Written instruction ▸ Report how many lines hold the word "weight"; give nothing but the number.

Material to process ▸
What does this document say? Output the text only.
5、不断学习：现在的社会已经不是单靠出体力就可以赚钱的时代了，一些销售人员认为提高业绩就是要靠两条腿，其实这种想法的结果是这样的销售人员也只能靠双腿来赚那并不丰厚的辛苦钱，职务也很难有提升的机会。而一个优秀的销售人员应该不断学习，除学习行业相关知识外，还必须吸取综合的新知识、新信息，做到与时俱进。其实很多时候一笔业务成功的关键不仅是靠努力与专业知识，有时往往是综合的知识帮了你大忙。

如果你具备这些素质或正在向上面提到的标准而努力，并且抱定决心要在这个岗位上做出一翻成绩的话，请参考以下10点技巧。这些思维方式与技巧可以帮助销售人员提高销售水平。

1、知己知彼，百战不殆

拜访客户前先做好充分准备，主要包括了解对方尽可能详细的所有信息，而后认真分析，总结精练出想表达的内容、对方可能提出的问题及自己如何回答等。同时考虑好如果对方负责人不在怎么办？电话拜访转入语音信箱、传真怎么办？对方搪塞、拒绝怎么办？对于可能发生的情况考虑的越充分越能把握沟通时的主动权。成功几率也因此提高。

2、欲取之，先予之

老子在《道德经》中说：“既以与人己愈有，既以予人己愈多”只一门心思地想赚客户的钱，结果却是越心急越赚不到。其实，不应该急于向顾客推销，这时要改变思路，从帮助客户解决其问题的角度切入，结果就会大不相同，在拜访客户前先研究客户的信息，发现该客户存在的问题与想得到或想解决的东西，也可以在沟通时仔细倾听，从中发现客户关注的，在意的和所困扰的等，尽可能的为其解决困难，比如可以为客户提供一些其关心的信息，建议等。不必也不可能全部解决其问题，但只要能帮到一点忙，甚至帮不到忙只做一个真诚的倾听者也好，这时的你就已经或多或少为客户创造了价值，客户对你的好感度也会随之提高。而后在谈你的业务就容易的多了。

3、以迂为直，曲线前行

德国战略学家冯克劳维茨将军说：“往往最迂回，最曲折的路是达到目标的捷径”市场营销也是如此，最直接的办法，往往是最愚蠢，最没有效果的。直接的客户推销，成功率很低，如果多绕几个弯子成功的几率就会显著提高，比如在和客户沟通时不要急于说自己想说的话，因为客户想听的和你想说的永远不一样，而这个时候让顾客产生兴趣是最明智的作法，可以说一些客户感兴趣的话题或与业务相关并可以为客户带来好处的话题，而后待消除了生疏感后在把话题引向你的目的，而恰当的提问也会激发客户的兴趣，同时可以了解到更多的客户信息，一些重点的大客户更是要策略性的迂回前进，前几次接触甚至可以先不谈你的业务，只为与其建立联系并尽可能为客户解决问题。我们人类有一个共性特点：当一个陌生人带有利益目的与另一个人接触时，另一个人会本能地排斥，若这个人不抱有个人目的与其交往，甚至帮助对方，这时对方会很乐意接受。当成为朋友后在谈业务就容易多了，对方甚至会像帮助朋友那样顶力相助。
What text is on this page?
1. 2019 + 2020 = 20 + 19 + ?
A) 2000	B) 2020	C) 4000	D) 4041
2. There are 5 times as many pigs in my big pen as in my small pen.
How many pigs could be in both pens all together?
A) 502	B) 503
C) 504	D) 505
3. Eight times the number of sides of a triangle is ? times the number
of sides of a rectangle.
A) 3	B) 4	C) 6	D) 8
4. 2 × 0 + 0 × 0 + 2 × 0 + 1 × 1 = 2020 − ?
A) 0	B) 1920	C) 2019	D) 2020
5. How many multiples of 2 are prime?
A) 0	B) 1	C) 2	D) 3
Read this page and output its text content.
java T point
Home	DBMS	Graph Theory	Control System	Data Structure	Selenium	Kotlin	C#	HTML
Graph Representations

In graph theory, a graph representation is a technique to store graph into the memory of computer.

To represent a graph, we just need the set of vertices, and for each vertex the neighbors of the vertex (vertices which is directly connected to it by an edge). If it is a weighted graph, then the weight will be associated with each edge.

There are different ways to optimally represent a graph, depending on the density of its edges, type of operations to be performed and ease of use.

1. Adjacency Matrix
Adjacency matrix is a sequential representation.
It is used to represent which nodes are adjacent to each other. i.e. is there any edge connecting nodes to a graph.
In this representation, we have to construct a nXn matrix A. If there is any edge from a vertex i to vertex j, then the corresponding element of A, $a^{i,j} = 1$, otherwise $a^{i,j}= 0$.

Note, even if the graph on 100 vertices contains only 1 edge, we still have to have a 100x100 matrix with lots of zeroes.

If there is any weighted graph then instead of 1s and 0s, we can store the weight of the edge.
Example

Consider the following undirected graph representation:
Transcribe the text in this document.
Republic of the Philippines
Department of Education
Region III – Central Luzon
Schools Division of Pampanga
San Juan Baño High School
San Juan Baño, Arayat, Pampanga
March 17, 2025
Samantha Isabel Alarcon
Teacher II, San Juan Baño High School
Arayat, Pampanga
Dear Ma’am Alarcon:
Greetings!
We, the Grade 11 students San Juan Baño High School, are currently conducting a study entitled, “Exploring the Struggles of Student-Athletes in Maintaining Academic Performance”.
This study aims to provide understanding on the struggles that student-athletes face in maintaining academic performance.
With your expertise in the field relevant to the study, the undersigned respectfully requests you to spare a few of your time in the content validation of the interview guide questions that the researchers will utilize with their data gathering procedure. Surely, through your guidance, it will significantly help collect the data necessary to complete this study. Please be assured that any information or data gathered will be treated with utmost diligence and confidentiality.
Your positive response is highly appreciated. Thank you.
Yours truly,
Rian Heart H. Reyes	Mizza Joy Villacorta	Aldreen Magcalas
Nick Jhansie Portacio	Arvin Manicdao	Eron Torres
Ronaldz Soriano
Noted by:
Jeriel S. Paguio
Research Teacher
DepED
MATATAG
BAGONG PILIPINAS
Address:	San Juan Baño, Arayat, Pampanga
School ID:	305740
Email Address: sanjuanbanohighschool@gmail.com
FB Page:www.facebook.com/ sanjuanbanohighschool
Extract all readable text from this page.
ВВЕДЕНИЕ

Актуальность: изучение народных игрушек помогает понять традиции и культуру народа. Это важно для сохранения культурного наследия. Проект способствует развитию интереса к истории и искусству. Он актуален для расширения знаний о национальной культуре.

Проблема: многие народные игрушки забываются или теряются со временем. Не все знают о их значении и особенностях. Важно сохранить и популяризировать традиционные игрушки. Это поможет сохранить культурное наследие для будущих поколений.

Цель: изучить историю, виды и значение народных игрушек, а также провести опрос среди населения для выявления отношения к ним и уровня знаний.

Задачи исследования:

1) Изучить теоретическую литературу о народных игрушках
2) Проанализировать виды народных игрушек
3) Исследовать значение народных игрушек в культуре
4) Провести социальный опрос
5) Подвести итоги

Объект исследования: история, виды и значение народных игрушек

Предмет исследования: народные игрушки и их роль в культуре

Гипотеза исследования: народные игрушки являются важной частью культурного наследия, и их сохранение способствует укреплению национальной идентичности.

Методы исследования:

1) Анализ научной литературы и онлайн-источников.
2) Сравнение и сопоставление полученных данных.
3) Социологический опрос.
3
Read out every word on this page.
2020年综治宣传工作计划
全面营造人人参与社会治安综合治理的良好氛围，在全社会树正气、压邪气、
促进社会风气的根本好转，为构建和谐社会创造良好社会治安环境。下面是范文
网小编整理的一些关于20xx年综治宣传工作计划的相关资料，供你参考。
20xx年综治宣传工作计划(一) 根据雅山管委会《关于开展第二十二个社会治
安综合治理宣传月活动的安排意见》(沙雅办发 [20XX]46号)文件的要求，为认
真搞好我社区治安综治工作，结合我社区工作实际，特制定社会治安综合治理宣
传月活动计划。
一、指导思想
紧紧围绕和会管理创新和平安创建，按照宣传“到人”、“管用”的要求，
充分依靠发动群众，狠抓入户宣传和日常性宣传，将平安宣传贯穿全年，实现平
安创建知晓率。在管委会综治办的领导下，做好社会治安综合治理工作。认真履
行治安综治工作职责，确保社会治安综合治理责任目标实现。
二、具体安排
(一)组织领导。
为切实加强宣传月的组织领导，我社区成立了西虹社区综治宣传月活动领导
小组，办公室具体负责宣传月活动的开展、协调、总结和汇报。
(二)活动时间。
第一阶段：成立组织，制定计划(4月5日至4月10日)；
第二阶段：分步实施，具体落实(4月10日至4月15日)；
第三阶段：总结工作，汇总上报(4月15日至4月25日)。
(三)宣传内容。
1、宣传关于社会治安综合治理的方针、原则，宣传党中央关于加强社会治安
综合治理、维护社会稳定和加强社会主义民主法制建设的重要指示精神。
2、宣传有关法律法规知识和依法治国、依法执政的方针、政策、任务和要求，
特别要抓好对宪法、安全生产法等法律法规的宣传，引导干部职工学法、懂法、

Answer in full ▸ 2